Raw records:

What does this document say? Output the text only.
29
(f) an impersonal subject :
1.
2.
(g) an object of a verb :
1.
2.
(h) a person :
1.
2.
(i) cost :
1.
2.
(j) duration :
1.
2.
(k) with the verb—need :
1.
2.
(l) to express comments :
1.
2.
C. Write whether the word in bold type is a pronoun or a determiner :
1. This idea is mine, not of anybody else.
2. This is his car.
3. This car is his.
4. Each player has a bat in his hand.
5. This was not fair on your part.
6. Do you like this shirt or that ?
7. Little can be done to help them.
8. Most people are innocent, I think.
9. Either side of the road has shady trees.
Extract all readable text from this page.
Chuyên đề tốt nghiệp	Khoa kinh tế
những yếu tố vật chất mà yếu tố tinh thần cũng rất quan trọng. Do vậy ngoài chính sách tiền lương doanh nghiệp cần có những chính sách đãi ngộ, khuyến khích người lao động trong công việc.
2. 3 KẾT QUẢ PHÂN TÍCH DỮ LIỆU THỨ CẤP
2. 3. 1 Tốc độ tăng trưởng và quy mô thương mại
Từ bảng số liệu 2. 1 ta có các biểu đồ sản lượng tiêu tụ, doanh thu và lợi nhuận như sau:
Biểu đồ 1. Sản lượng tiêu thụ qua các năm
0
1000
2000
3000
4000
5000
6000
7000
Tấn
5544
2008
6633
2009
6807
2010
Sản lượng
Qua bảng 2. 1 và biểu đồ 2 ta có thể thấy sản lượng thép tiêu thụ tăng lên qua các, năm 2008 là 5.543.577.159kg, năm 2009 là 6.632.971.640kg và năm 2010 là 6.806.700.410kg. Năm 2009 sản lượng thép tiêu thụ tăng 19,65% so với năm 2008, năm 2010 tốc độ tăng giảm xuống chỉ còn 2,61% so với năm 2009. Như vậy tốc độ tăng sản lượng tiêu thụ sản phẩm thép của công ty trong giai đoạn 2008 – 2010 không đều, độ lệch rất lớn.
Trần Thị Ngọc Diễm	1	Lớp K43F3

Directions for this task:
Only the count is wanted: report how many lines of the material above hold the word "text".

Result for this exercise:
2